### TASK REQUIREMENTS
Leave out the pictures and restate the rest of the data exactly.

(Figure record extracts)
## Begin

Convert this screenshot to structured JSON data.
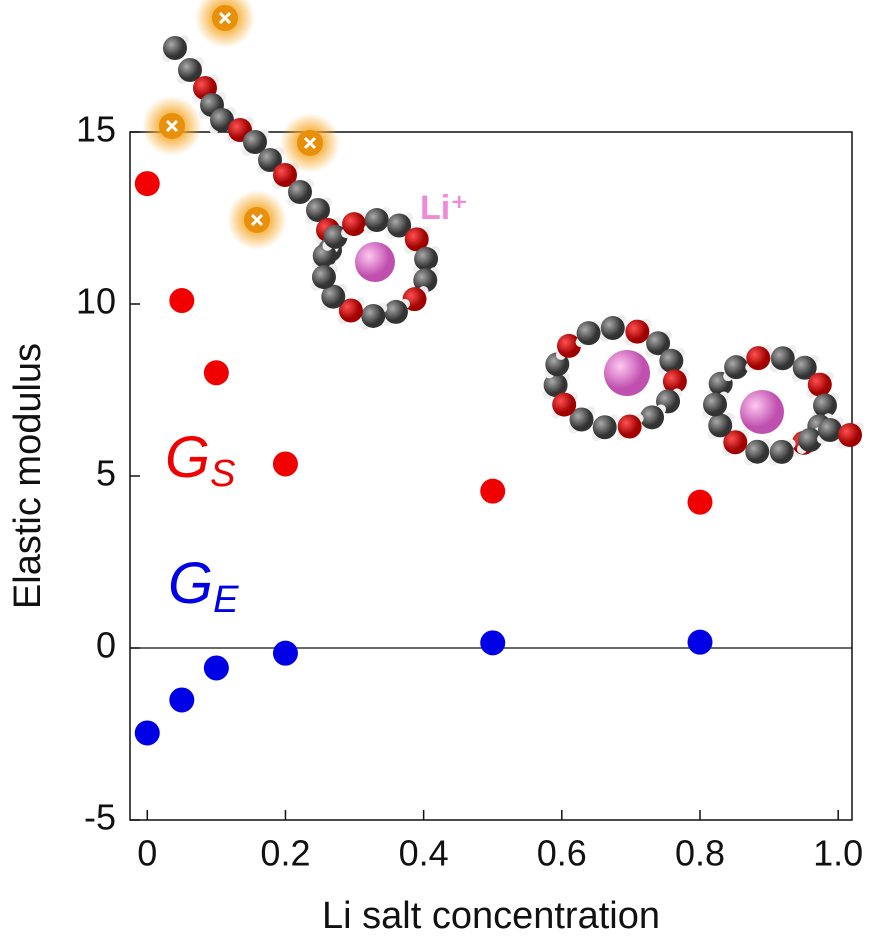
{
  "chart_data": {
    "type": "scatter",
    "x_label": "Li salt concentration",
    "y_label": "Elastic modulus",
    "xlim": [
      -0.025,
      1.02
    ],
    "ylim": [
      -5,
      15
    ],
    "xticks": [
      0,
      0.2,
      0.4,
      0.6,
      0.8,
      {
        "value": 1,
        "label": "1.0"
      }
    ],
    "yticks": [
      -5,
      0,
      5,
      10,
      15
    ],
    "hline": 0,
    "annotation": "Li⁺",
    "series": [
      {
        "name": "G",
        "subscript": "S",
        "color": "#f00000",
        "x": [
          0,
          0.05,
          0.1,
          0.2,
          0.5,
          0.8
        ],
        "values": [
          13.5,
          10.1,
          8.0,
          5.35,
          4.56,
          4.24
        ]
      },
      {
        "name": "G",
        "subscript": "E",
        "color": "#0000e6",
        "x": [
          0,
          0.05,
          0.1,
          0.2,
          0.5,
          0.8
        ],
        "values": [
          -2.47,
          -1.51,
          -0.58,
          -0.15,
          0.15,
          0.17
        ]
      }
    ]
  }
}
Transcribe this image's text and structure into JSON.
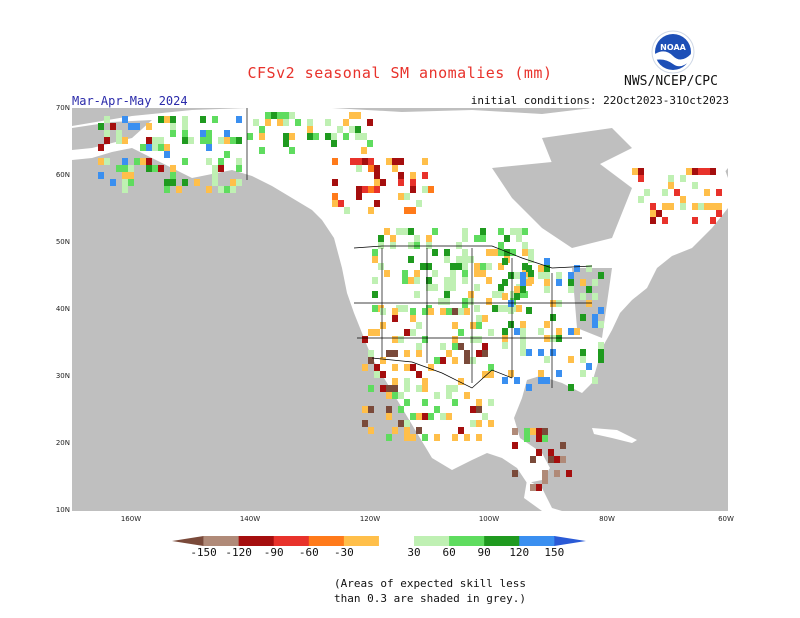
{
  "title": "CFSv2 seasonal SM anomalies (mm)",
  "agency": "NWS/NCEP/CPC",
  "logo_text": "NOAA",
  "season": "Mar-Apr-May 2024",
  "initial_conditions": "initial conditions: 22Oct2023-31Oct2023",
  "lat_labels": [
    "70N",
    "60N",
    "50N",
    "40N",
    "30N",
    "20N",
    "10N"
  ],
  "lon_labels": [
    "160W",
    "140W",
    "120W",
    "100W",
    "80W",
    "60W"
  ],
  "legend": {
    "colors": [
      "#7a4a3a",
      "#b08a78",
      "#a50e0e",
      "#e8322b",
      "#ff7a1a",
      "#ffbf4a",
      "#ffffff",
      "#bff0b3",
      "#5fdc5f",
      "#1f9a1f",
      "#3a8ff0",
      "#2a5ad6"
    ],
    "labels": [
      "-150",
      "-120",
      "-90",
      "-60",
      "-30",
      "30",
      "60",
      "90",
      "120",
      "150"
    ]
  },
  "note_line1": "(Areas of expected skill less",
  "note_line2": "than 0.3 are shaded in grey.)",
  "colors": {
    "ocean": "#bfbfbf",
    "land": "#ffffff",
    "title": "#e8322b",
    "season": "#2a2aaa"
  }
}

## End

### THE SOLUTION
Convert this screenshot to structured JSON data.
{
  "chart_data": {
    "type": "scatter",
    "x_label": "Li salt concentration",
    "y_label": "Elastic modulus",
    "xlim": [
      -0.025,
      1.02
    ],
    "ylim": [
      -5,
      15
    ],
    "xticks": [
      0,
      0.2,
      0.4,
      0.6,
      0.8,
      {
        "value": 1,
        "label": "1.0"
      }
    ],
    "yticks": [
      -5,
      0,
      5,
      10,
      15
    ],
    "hline": 0,
    "annotation": "Li⁺",
    "series": [
      {
        "name": "G",
        "subscript": "S",
        "color": "#f00000",
        "x": [
          0,
          0.05,
          0.1,
          0.2,
          0.5,
          0.8
        ],
        "values": [
          13.5,
          10.1,
          8.0,
          5.35,
          4.56,
          4.24
        ]
      },
      {
        "name": "G",
        "subscript": "E",
        "color": "#0000e6",
        "x": [
          0,
          0.05,
          0.1,
          0.2,
          0.5,
          0.8
        ],
        "values": [
          -2.47,
          -1.51,
          -0.58,
          -0.15,
          0.15,
          0.17
        ]
      }
    ]
  }
}
Transcribe this image's text and structure into JSON.
{
  "title": "CFSv2 seasonal SM anomalies (mm)",
  "agency": "NWS/NCEP/CPC",
  "logo_text": "NOAA",
  "season": "Mar-Apr-May 2024",
  "initial_conditions": "initial conditions: 22Oct2023-31Oct2023",
  "lat_labels": [
    "70N",
    "60N",
    "50N",
    "40N",
    "30N",
    "20N",
    "10N"
  ],
  "lon_labels": [
    "160W",
    "140W",
    "120W",
    "100W",
    "80W",
    "60W"
  ],
  "legend": {
    "colors": [
      "#7a4a3a",
      "#b08a78",
      "#a50e0e",
      "#e8322b",
      "#ff7a1a",
      "#ffbf4a",
      "#ffffff",
      "#bff0b3",
      "#5fdc5f",
      "#1f9a1f",
      "#3a8ff0",
      "#2a5ad6"
    ],
    "labels": [
      "-150",
      "-120",
      "-90",
      "-60",
      "-30",
      "30",
      "60",
      "90",
      "120",
      "150"
    ]
  },
  "note_line1": "(Areas of expected skill less",
  "note_line2": "than 0.3 are shaded in grey.)",
  "colors": {
    "ocean": "#bfbfbf",
    "land": "#ffffff",
    "title": "#e8322b",
    "season": "#2a2aaa"
  }
}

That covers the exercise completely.